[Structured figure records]
◆ ◆ ◆ ◆ ◆
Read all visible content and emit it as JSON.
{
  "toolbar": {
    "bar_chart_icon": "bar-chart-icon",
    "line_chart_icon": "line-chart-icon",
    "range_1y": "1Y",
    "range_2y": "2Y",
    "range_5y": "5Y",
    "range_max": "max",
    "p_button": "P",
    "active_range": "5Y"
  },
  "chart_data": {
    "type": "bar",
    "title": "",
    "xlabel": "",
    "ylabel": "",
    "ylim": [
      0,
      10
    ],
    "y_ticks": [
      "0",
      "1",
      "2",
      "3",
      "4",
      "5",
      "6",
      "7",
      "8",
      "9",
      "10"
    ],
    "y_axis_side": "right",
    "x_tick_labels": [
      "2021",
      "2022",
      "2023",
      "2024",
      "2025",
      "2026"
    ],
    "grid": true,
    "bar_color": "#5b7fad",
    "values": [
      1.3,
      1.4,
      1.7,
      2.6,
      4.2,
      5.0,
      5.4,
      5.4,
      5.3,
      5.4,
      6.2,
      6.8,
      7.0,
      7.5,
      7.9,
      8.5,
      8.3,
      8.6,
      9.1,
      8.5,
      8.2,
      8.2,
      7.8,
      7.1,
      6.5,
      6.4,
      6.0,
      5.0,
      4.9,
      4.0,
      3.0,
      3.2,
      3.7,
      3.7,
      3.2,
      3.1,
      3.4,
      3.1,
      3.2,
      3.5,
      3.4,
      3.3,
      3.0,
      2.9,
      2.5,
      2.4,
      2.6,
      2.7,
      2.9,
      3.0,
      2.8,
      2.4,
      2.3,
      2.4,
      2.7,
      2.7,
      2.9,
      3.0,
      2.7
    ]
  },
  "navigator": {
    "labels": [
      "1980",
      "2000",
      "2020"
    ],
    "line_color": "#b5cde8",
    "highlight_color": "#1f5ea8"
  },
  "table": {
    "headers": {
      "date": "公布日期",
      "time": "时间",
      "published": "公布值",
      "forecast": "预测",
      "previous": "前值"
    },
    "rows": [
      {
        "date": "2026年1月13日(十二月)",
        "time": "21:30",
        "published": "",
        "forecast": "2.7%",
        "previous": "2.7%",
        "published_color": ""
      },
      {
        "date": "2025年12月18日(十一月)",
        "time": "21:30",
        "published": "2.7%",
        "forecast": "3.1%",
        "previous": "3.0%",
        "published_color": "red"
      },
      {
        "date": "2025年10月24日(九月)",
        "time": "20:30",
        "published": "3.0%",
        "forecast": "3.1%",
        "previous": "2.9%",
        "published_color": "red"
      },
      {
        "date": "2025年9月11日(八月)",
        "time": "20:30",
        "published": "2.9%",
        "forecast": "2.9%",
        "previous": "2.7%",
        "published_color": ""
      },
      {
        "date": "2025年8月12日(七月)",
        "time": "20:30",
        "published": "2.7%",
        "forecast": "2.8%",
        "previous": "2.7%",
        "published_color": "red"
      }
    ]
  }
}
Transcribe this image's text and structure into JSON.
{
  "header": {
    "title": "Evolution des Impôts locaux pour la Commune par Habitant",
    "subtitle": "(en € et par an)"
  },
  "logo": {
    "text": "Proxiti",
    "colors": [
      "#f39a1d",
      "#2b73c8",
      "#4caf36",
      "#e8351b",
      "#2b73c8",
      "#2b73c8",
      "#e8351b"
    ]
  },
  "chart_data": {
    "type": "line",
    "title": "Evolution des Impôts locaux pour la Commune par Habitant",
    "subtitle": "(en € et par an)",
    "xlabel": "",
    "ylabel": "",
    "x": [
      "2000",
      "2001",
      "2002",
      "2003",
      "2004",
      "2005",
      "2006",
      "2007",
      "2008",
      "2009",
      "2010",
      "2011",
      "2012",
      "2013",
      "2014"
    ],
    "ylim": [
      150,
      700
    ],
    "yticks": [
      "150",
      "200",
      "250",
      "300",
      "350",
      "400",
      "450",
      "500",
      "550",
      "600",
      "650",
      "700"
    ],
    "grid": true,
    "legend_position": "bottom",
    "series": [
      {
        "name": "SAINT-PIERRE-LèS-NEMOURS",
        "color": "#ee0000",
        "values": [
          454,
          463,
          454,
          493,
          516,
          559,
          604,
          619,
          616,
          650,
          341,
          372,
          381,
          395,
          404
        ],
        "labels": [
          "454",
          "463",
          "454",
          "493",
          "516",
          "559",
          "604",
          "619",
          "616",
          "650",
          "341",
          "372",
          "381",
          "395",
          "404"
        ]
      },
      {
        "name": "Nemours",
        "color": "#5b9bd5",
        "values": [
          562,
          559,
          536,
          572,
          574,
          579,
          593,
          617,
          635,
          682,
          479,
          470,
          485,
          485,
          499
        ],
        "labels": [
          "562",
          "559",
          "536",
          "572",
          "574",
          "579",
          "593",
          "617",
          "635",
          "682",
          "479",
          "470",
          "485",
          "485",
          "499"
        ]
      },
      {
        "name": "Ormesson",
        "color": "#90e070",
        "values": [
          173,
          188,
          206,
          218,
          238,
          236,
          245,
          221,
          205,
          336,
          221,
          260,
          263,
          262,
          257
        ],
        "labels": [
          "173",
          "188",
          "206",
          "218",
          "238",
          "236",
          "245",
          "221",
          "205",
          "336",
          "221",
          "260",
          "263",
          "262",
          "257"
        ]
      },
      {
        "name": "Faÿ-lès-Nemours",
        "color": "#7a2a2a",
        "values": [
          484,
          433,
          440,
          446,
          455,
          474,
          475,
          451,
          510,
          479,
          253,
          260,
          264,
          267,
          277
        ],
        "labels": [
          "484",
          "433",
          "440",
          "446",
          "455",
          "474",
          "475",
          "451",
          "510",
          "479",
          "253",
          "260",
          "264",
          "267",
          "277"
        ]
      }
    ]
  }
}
◆ ◆ ◆ ◆ ◆
:: What is being asked ::
Please reproduce every line of the material word for word.

:: Full output ::
Read all visible content and emit it as JSON.
{
  "toolbar": {
    "bar_chart_icon": "bar-chart-icon",
    "line_chart_icon": "line-chart-icon",
    "range_1y": "1Y",
    "range_2y": "2Y",
    "range_5y": "5Y",
    "range_max": "max",
    "p_button": "P",
    "active_range": "5Y"
  },
  "chart_data": {
    "type": "bar",
    "title": "",
    "xlabel": "",
    "ylabel": "",
    "ylim": [
      0,
      10
    ],
    "y_ticks": [
      "0",
      "1",
      "2",
      "3",
      "4",
      "5",
      "6",
      "7",
      "8",
      "9",
      "10"
    ],
    "y_axis_side": "right",
    "x_tick_labels": [
      "2021",
      "2022",
      "2023",
      "2024",
      "2025",
      "2026"
    ],
    "grid": true,
    "bar_color": "#5b7fad",
    "values": [
      1.3,
      1.4,
      1.7,
      2.6,
      4.2,
      5.0,
      5.4,
      5.4,
      5.3,
      5.4,
      6.2,
      6.8,
      7.0,
      7.5,
      7.9,
      8.5,
      8.3,
      8.6,
      9.1,
      8.5,
      8.2,
      8.2,
      7.8,
      7.1,
      6.5,
      6.4,
      6.0,
      5.0,
      4.9,
      4.0,
      3.0,
      3.2,
      3.7,
      3.7,
      3.2,
      3.1,
      3.4,
      3.1,
      3.2,
      3.5,
      3.4,
      3.3,
      3.0,
      2.9,
      2.5,
      2.4,
      2.6,
      2.7,
      2.9,
      3.0,
      2.8,
      2.4,
      2.3,
      2.4,
      2.7,
      2.7,
      2.9,
      3.0,
      2.7
    ]
  },
  "navigator": {
    "labels": [
      "1980",
      "2000",
      "2020"
    ],
    "line_color": "#b5cde8",
    "highlight_color": "#1f5ea8"
  },
  "table": {
    "headers": {
      "date": "公布日期",
      "time": "时间",
      "published": "公布值",
      "forecast": "预测",
      "previous": "前值"
    },
    "rows": [
      {
        "date": "2026年1月13日(十二月)",
        "time": "21:30",
        "published": "",
        "forecast": "2.7%",
        "previous": "2.7%",
        "published_color": ""
      },
      {
        "date": "2025年12月18日(十一月)",
        "time": "21:30",
        "published": "2.7%",
        "forecast": "3.1%",
        "previous": "3.0%",
        "published_color": "red"
      },
      {
        "date": "2025年10月24日(九月)",
        "time": "20:30",
        "published": "3.0%",
        "forecast": "3.1%",
        "previous": "2.9%",
        "published_color": "red"
      },
      {
        "date": "2025年9月11日(八月)",
        "time": "20:30",
        "published": "2.9%",
        "forecast": "2.9%",
        "previous": "2.7%",
        "published_color": ""
      },
      {
        "date": "2025年8月12日(七月)",
        "time": "20:30",
        "published": "2.7%",
        "forecast": "2.8%",
        "previous": "2.7%",
        "published_color": "red"
      }
    ]
  }
}
Transcribe this image's text and structure into JSON.
{
  "header": {
    "title": "Evolution des Impôts locaux pour la Commune par Habitant",
    "subtitle": "(en € et par an)"
  },
  "logo": {
    "text": "Proxiti",
    "colors": [
      "#f39a1d",
      "#2b73c8",
      "#4caf36",
      "#e8351b",
      "#2b73c8",
      "#2b73c8",
      "#e8351b"
    ]
  },
  "chart_data": {
    "type": "line",
    "title": "Evolution des Impôts locaux pour la Commune par Habitant",
    "subtitle": "(en € et par an)",
    "xlabel": "",
    "ylabel": "",
    "x": [
      "2000",
      "2001",
      "2002",
      "2003",
      "2004",
      "2005",
      "2006",
      "2007",
      "2008",
      "2009",
      "2010",
      "2011",
      "2012",
      "2013",
      "2014"
    ],
    "ylim": [
      150,
      700
    ],
    "yticks": [
      "150",
      "200",
      "250",
      "300",
      "350",
      "400",
      "450",
      "500",
      "550",
      "600",
      "650",
      "700"
    ],
    "grid": true,
    "legend_position": "bottom",
    "series": [
      {
        "name": "SAINT-PIERRE-LèS-NEMOURS",
        "color": "#ee0000",
        "values": [
          454,
          463,
          454,
          493,
          516,
          559,
          604,
          619,
          616,
          650,
          341,
          372,
          381,
          395,
          404
        ],
        "labels": [
          "454",
          "463",
          "454",
          "493",
          "516",
          "559",
          "604",
          "619",
          "616",
          "650",
          "341",
          "372",
          "381",
          "395",
          "404"
        ]
      },
      {
        "name": "Nemours",
        "color": "#5b9bd5",
        "values": [
          562,
          559,
          536,
          572,
          574,
          579,
          593,
          617,
          635,
          682,
          479,
          470,
          485,
          485,
          499
        ],
        "labels": [
          "562",
          "559",
          "536",
          "572",
          "574",
          "579",
          "593",
          "617",
          "635",
          "682",
          "479",
          "470",
          "485",
          "485",
          "499"
        ]
      },
      {
        "name": "Ormesson",
        "color": "#90e070",
        "values": [
          173,
          188,
          206,
          218,
          238,
          236,
          245,
          221,
          205,
          336,
          221,
          260,
          263,
          262,
          257
        ],
        "labels": [
          "173",
          "188",
          "206",
          "218",
          "238",
          "236",
          "245",
          "221",
          "205",
          "336",
          "221",
          "260",
          "263",
          "262",
          "257"
        ]
      },
      {
        "name": "Faÿ-lès-Nemours",
        "color": "#7a2a2a",
        "values": [
          484,
          433,
          440,
          446,
          455,
          474,
          475,
          451,
          510,
          479,
          253,
          260,
          264,
          267,
          277
        ],
        "labels": [
          "484",
          "433",
          "440",
          "446",
          "455",
          "474",
          "475",
          "451",
          "510",
          "479",
          "253",
          "260",
          "264",
          "267",
          "277"
        ]
      }
    ]
  }
}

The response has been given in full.